• [ENTRIES]
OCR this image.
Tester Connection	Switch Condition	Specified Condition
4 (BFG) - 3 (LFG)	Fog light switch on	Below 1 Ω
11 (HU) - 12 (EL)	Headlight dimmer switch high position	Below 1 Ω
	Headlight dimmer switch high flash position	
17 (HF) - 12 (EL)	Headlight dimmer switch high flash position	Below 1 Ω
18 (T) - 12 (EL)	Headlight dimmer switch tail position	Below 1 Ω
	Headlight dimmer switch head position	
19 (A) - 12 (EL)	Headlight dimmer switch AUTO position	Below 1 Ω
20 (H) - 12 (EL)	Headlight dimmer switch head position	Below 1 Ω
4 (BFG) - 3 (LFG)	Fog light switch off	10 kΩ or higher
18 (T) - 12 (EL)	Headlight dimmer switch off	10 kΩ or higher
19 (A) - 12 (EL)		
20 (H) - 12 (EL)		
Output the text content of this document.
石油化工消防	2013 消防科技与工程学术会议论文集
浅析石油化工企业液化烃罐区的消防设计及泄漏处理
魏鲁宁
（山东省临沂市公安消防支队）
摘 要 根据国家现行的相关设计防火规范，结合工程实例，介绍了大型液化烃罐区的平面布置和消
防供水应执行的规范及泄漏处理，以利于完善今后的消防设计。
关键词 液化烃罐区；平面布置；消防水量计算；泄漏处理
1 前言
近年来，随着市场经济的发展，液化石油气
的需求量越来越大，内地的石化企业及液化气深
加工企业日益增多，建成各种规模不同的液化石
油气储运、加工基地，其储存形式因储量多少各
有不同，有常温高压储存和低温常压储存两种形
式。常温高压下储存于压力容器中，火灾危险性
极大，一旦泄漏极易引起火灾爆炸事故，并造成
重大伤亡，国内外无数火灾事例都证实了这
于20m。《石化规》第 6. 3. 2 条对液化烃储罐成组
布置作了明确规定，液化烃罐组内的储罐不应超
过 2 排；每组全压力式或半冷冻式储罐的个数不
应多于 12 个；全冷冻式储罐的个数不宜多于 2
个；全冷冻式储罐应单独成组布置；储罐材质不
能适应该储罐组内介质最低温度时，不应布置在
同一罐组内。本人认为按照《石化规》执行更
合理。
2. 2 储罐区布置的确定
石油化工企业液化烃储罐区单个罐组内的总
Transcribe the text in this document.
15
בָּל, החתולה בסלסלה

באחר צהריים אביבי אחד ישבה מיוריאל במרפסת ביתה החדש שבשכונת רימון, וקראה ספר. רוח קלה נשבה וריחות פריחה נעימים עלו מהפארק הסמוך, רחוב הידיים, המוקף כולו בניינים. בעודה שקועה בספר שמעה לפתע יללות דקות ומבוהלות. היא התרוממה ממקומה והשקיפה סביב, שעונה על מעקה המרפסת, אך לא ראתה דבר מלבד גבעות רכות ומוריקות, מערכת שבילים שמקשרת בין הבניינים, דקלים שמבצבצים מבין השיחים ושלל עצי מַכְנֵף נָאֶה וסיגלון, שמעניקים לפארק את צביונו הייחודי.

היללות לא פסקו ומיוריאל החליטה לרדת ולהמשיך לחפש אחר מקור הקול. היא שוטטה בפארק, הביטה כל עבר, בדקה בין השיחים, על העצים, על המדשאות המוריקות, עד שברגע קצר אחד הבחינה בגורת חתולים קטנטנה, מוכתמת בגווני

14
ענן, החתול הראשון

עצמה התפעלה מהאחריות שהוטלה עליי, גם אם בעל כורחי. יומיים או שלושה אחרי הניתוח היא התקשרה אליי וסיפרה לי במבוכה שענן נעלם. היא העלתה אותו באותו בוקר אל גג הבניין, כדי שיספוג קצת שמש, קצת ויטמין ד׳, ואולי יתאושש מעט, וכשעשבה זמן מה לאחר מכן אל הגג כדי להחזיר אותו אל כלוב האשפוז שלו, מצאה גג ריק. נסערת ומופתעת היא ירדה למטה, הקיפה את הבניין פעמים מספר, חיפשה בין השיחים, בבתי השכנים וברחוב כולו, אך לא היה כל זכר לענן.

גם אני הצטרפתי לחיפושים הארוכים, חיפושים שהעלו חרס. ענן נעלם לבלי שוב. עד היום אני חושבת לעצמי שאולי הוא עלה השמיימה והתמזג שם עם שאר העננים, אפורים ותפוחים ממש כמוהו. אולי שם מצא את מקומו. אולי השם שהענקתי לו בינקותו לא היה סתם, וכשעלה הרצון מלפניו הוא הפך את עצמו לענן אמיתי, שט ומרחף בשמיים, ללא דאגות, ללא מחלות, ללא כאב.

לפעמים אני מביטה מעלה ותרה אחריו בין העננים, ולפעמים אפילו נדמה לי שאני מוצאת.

• [EXERCISE AIM] Please restate the whole listing word for word.

• [ANSWER TO THE TASK]
OCR this image.
Tester Connection	Switch Condition	Specified Condition
4 (BFG) - 3 (LFG)	Fog light switch on	Below 1 Ω
11 (HU) - 12 (EL)	Headlight dimmer switch high position	Below 1 Ω
	Headlight dimmer switch high flash position	
17 (HF) - 12 (EL)	Headlight dimmer switch high flash position	Below 1 Ω
18 (T) - 12 (EL)	Headlight dimmer switch tail position	Below 1 Ω
	Headlight dimmer switch head position	
19 (A) - 12 (EL)	Headlight dimmer switch AUTO position	Below 1 Ω
20 (H) - 12 (EL)	Headlight dimmer switch head position	Below 1 Ω
4 (BFG) - 3 (LFG)	Fog light switch off	10 kΩ or higher
18 (T) - 12 (EL)	Headlight dimmer switch off	10 kΩ or higher
19 (A) - 12 (EL)		
20 (H) - 12 (EL)		
Output the text content of this document.
石油化工消防	2013 消防科技与工程学术会议论文集
浅析石油化工企业液化烃罐区的消防设计及泄漏处理
魏鲁宁
（山东省临沂市公安消防支队）
摘 要 根据国家现行的相关设计防火规范，结合工程实例，介绍了大型液化烃罐区的平面布置和消
防供水应执行的规范及泄漏处理，以利于完善今后的消防设计。
关键词 液化烃罐区；平面布置；消防水量计算；泄漏处理
1 前言
近年来，随着市场经济的发展，液化石油气
的需求量越来越大，内地的石化企业及液化气深
加工企业日益增多，建成各种规模不同的液化石
油气储运、加工基地，其储存形式因储量多少各
有不同，有常温高压储存和低温常压储存两种形
式。常温高压下储存于压力容器中，火灾危险性
极大，一旦泄漏极易引起火灾爆炸事故，并造成
重大伤亡，国内外无数火灾事例都证实了这
于20m。《石化规》第 6. 3. 2 条对液化烃储罐成组
布置作了明确规定，液化烃罐组内的储罐不应超
过 2 排；每组全压力式或半冷冻式储罐的个数不
应多于 12 个；全冷冻式储罐的个数不宜多于 2
个；全冷冻式储罐应单独成组布置；储罐材质不
能适应该储罐组内介质最低温度时，不应布置在
同一罐组内。本人认为按照《石化规》执行更
合理。
2. 2 储罐区布置的确定
石油化工企业液化烃储罐区单个罐组内的总
Transcribe the text in this document.
15
בָּל, החתולה בסלסלה

באחר צהריים אביבי אחד ישבה מיוריאל במרפסת ביתה החדש שבשכונת רימון, וקראה ספר. רוח קלה נשבה וריחות פריחה נעימים עלו מהפארק הסמוך, רחוב הידיים, המוקף כולו בניינים. בעודה שקועה בספר שמעה לפתע יללות דקות ומבוהלות. היא התרוממה ממקומה והשקיפה סביב, שעונה על מעקה המרפסת, אך לא ראתה דבר מלבד גבעות רכות ומוריקות, מערכת שבילים שמקשרת בין הבניינים, דקלים שמבצבצים מבין השיחים ושלל עצי מַכְנֵף נָאֶה וסיגלון, שמעניקים לפארק את צביונו הייחודי.

היללות לא פסקו ומיוריאל החליטה לרדת ולהמשיך לחפש אחר מקור הקול. היא שוטטה בפארק, הביטה כל עבר, בדקה בין השיחים, על העצים, על המדשאות המוריקות, עד שברגע קצר אחד הבחינה בגורת חתולים קטנטנה, מוכתמת בגווני

14
ענן, החתול הראשון

עצמה התפעלה מהאחריות שהוטלה עליי, גם אם בעל כורחי. יומיים או שלושה אחרי הניתוח היא התקשרה אליי וסיפרה לי במבוכה שענן נעלם. היא העלתה אותו באותו בוקר אל גג הבניין, כדי שיספוג קצת שמש, קצת ויטמין ד׳, ואולי יתאושש מעט, וכשעשבה זמן מה לאחר מכן אל הגג כדי להחזיר אותו אל כלוב האשפוז שלו, מצאה גג ריק. נסערת ומופתעת היא ירדה למטה, הקיפה את הבניין פעמים מספר, חיפשה בין השיחים, בבתי השכנים וברחוב כולו, אך לא היה כל זכר לענן.

גם אני הצטרפתי לחיפושים הארוכים, חיפושים שהעלו חרס. ענן נעלם לבלי שוב. עד היום אני חושבת לעצמי שאולי הוא עלה השמיימה והתמזג שם עם שאר העננים, אפורים ותפוחים ממש כמוהו. אולי שם מצא את מקומו. אולי השם שהענקתי לו בינקותו לא היה סתם, וכשעלה הרצון מלפניו הוא הפך את עצמו לענן אמיתי, שט ומרחף בשמיים, ללא דאגות, ללא מחלות, ללא כאב.

לפעמים אני מביטה מעלה ותרה אחריו בין העננים, ולפעמים אפילו נדמה לי שאני מוצאת.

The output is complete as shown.